> [Requirements]: Will you print the material below without altering a single character?
-- Start Data --
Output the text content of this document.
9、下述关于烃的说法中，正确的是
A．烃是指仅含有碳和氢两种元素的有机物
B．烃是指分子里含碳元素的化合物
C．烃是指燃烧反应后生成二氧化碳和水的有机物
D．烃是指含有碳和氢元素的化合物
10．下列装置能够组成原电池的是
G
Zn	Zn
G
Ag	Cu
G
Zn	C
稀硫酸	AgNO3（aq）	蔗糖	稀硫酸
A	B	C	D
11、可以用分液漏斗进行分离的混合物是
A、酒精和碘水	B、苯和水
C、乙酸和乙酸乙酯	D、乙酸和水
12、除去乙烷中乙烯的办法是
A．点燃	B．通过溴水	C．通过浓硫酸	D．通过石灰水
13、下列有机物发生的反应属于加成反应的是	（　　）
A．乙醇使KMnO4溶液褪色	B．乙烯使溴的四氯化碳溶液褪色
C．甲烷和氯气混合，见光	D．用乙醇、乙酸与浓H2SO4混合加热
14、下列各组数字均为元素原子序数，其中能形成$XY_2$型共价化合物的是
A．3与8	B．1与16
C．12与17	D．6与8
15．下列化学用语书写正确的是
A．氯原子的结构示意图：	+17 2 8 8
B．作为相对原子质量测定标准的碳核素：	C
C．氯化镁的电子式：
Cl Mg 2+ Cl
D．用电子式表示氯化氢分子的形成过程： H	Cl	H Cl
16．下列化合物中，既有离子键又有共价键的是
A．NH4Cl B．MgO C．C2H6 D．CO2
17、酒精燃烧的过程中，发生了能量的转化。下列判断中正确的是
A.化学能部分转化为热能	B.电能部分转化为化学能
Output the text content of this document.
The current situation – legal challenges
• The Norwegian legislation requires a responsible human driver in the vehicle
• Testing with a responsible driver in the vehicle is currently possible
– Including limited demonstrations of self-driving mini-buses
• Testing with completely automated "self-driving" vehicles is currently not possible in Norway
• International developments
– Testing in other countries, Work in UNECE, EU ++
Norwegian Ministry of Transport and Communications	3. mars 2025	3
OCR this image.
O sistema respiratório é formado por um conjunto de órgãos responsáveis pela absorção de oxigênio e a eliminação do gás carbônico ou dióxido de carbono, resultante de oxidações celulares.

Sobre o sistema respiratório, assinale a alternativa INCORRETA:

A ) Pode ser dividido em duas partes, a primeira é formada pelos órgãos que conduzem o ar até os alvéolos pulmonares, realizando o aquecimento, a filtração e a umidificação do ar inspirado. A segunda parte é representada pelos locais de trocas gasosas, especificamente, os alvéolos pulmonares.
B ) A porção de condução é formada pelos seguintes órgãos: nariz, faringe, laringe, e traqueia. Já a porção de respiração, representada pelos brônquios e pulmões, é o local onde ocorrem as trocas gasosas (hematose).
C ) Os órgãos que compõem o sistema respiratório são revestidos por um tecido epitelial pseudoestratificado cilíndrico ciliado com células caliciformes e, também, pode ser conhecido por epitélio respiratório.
-- End Data --
> [Task response]:
Output the text content of this document.
9、下述关于烃的说法中，正确的是
A．烃是指仅含有碳和氢两种元素的有机物
B．烃是指分子里含碳元素的化合物
C．烃是指燃烧反应后生成二氧化碳和水的有机物
D．烃是指含有碳和氢元素的化合物
10．下列装置能够组成原电池的是
G
Zn	Zn
G
Ag	Cu
G
Zn	C
稀硫酸	AgNO3（aq）	蔗糖	稀硫酸
A	B	C	D
11、可以用分液漏斗进行分离的混合物是
A、酒精和碘水	B、苯和水
C、乙酸和乙酸乙酯	D、乙酸和水
12、除去乙烷中乙烯的办法是
A．点燃	B．通过溴水	C．通过浓硫酸	D．通过石灰水
13、下列有机物发生的反应属于加成反应的是	（　　）
A．乙醇使KMnO4溶液褪色	B．乙烯使溴的四氯化碳溶液褪色
C．甲烷和氯气混合，见光	D．用乙醇、乙酸与浓H2SO4混合加热
14、下列各组数字均为元素原子序数，其中能形成$XY_2$型共价化合物的是
A．3与8	B．1与16
C．12与17	D．6与8
15．下列化学用语书写正确的是
A．氯原子的结构示意图：	+17 2 8 8
B．作为相对原子质量测定标准的碳核素：	C
C．氯化镁的电子式：
Cl Mg 2+ Cl
D．用电子式表示氯化氢分子的形成过程： H	Cl	H Cl
16．下列化合物中，既有离子键又有共价键的是
A．NH4Cl B．MgO C．C2H6 D．CO2
17、酒精燃烧的过程中，发生了能量的转化。下列判断中正确的是
A.化学能部分转化为热能	B.电能部分转化为化学能
Output the text content of this document.
The current situation – legal challenges
• The Norwegian legislation requires a responsible human driver in the vehicle
• Testing with a responsible driver in the vehicle is currently possible
– Including limited demonstrations of self-driving mini-buses
• Testing with completely automated "self-driving" vehicles is currently not possible in Norway
• International developments
– Testing in other countries, Work in UNECE, EU ++
Norwegian Ministry of Transport and Communications	3. mars 2025	3
OCR this image.
O sistema respiratório é formado por um conjunto de órgãos responsáveis pela absorção de oxigênio e a eliminação do gás carbônico ou dióxido de carbono, resultante de oxidações celulares.

Sobre o sistema respiratório, assinale a alternativa INCORRETA:

A ) Pode ser dividido em duas partes, a primeira é formada pelos órgãos que conduzem o ar até os alvéolos pulmonares, realizando o aquecimento, a filtração e a umidificação do ar inspirado. A segunda parte é representada pelos locais de trocas gasosas, especificamente, os alvéolos pulmonares.
B ) A porção de condução é formada pelos seguintes órgãos: nariz, faringe, laringe, e traqueia. Já a porção de respiração, representada pelos brônquios e pulmões, é o local onde ocorrem as trocas gasosas (hematose).
C ) Os órgãos que compõem o sistema respiratório são revestidos por um tecido epitelial pseudoestratificado cilíndrico ciliado com células caliciformes e, também, pode ser conhecido por epitélio respiratório.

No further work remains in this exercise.